REQUIRED ACTIONS:
1. Could you reproduce the blog post below word for word, from start to finish?
2. Which lines in the listing below contain the string "label"? Copy each of those lines in full.

TEXT EXCERPT:

Tuesday, February 16, 2010

Salvation in the Airwaves

Preface: God, I hate weather people. Sure, they're prettier and perkier than real people and they all make assloads of money, but they have no real discernible skills save for reading and smiling. Sam Champion? Is that your real name, you ass-pounding douche? Stop being so fucking happy all the time. Weather, like life, is occasionally dark and miserable, OK? It's balanced. Good/bad. Yin/yang. Happy/sad. Get it? The circle of life does not have a smiley face inside it, you sparkly-toothed piece of shit. Now go wash those ridiculous highlights out of your hair and make me a sammich.

•••

Phew. I feel better.
A friend recently checked in to tell me how much she likes my writing (thank you), but she wishes I'd write more (yeah, me too, but I think I've already sufficiently established that a) winter = death and b) my free time is now spent threatening/raising -- no, just threatening -- 2 kids). She was kind enough to forward a link to some blogger guidelines that essentially said, you must write every day. if you already write 2 hours a day, write 4. if you think you're any good, you suck. It went on and on, each commandment illuminating my failure. I was seriously getting even more down on myself than usual.
But then as magic would have it, yesterday I popped Steely Dan's Aja CD in for the ride home. Track 3, Deacon Blues:

I'll learn to work the saxophone
I'll play just what I feel

Drink scotch whiskey all night long

And die behind the wheel

They got a name for the winners in the world

I want a name when I lose

They call Alabama the Crimson Tide

Call me Deacon Blues


I remember the first time I heard that song in high school. It hit me like a shock wave. So dense, so lush, so pure. Like drowning in wonderful honey. I wrote those lyrics down in notebooks, on chalkboards, in the margins, on imaginary paper in my mind's eye. Over and over. Etched them deep in my soul. Handprints in wet cement. Maybe it was to experience their perfection as often as possible, but mostly I think it was just to imagine what it must have felt like to write something so amazing.

RECORDS PROVIDED:
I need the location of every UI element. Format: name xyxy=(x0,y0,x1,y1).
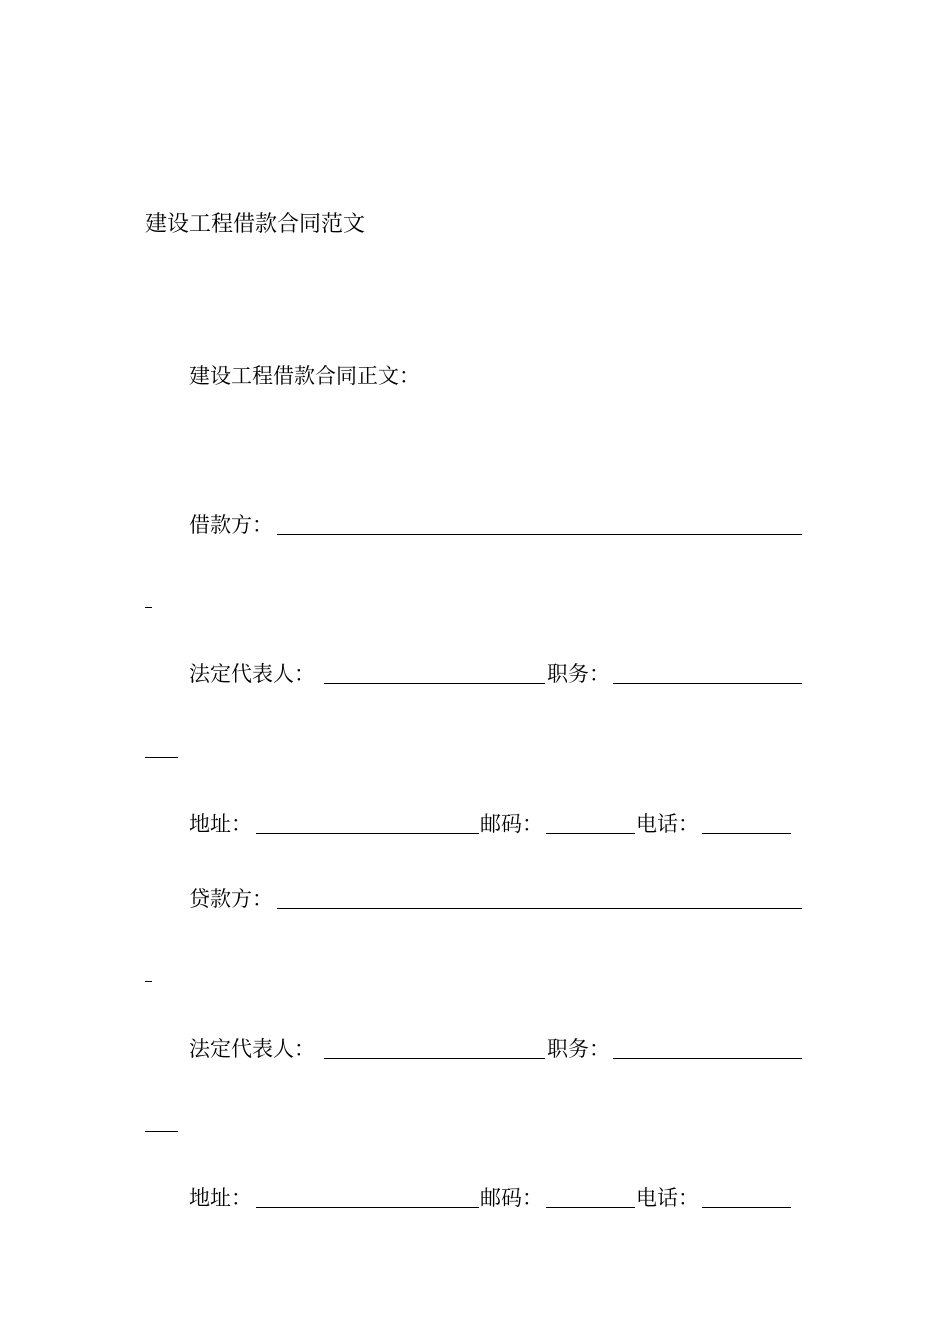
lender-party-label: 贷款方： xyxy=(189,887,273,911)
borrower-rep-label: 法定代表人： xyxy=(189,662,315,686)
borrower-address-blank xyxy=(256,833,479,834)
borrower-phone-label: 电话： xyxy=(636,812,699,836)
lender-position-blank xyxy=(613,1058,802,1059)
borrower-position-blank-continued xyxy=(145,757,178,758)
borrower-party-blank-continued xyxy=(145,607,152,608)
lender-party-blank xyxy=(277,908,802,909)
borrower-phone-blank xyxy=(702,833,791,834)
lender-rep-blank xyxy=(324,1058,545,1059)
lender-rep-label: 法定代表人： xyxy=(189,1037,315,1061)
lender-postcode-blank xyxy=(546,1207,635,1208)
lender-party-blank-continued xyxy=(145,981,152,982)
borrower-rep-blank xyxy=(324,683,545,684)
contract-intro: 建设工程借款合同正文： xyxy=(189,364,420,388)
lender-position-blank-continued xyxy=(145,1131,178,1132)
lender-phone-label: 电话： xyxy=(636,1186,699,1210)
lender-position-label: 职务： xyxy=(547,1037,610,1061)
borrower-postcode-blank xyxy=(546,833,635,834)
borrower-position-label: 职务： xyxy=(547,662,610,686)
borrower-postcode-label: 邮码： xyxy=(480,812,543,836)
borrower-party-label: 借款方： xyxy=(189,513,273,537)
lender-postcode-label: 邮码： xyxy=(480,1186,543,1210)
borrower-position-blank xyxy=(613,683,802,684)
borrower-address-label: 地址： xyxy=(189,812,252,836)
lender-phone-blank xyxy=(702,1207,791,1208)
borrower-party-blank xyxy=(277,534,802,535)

EXERCISE RESPONSES:
1.
Tuesday, February 16, 2010

Salvation in the Airwaves

Preface: God, I hate weather people. Sure, they're prettier and perkier than real people and they all make assloads of money, but they have no real discernible skills save for reading and smiling. Sam Champion? Is that your real name, you ass-pounding douche? Stop being so fucking happy all the time. Weather, like life, is occasionally dark and miserable, OK? It's balanced. Good/bad. Yin/yang. Happy/sad. Get it? The circle of life does not have a smiley face inside it, you sparkly-toothed piece of shit. Now go wash those ridiculous highlights out of your hair and make me a sammich.

•••

Phew. I feel better.
A friend recently checked in to tell me how much she likes my writing (thank you), but she wishes I'd write more (yeah, me too, but I think I've already sufficiently established that a) winter = death and b) my free time is now spent threatening/raising -- no, just threatening -- 2 kids). She was kind enough to forward a link to some blogger guidelines that essentially said, you must write every day. if you already write 2 hours a day, write 4. if you think you're any good, you suck. It went on and on, each commandment illuminating my failure. I was seriously getting even more down on myself than usual.
But then as magic would have it, yesterday I popped Steely Dan's Aja CD in for the ride home. Track 3, Deacon Blues:

I'll learn to work the saxophone
I'll play just what I feel

Drink scotch whiskey all night long

And die behind the wheel

They got a name for the winners in the world

I want a name when I lose

They call Alabama the Crimson Tide

Call me Deacon Blues


I remember the first time I heard that song in high school. It hit me like a shock wave. So dense, so lush, so pure. Like drowning in wonderful honey. I wrote those lyrics down in notebooks, on chalkboards, in the margins, on imaginary paper in my mind's eye. Over and over. Etched them deep in my soul. Handprints in wet cement. Maybe it was to experience their perfection as often as possible, but mostly I think it was just to imagine what it must have felt like to write something so amazing.

2.
lender-party-label: 贷款方： xyxy=(189,887,273,911)
borrower-rep-label: 法定代表人： xyxy=(189,662,315,686)
borrower-phone-label: 电话： xyxy=(636,812,699,836)
lender-rep-label: 法定代表人： xyxy=(189,1037,315,1061)
lender-phone-label: 电话： xyxy=(636,1186,699,1210)
lender-position-label: 职务： xyxy=(547,1037,610,1061)
borrower-position-label: 职务： xyxy=(547,662,610,686)
borrower-postcode-label: 邮码： xyxy=(480,812,543,836)
borrower-party-label: 借款方： xyxy=(189,513,273,537)
lender-postcode-label: 邮码： xyxy=(480,1186,543,1210)
borrower-address-label: 地址： xyxy=(189,812,252,836)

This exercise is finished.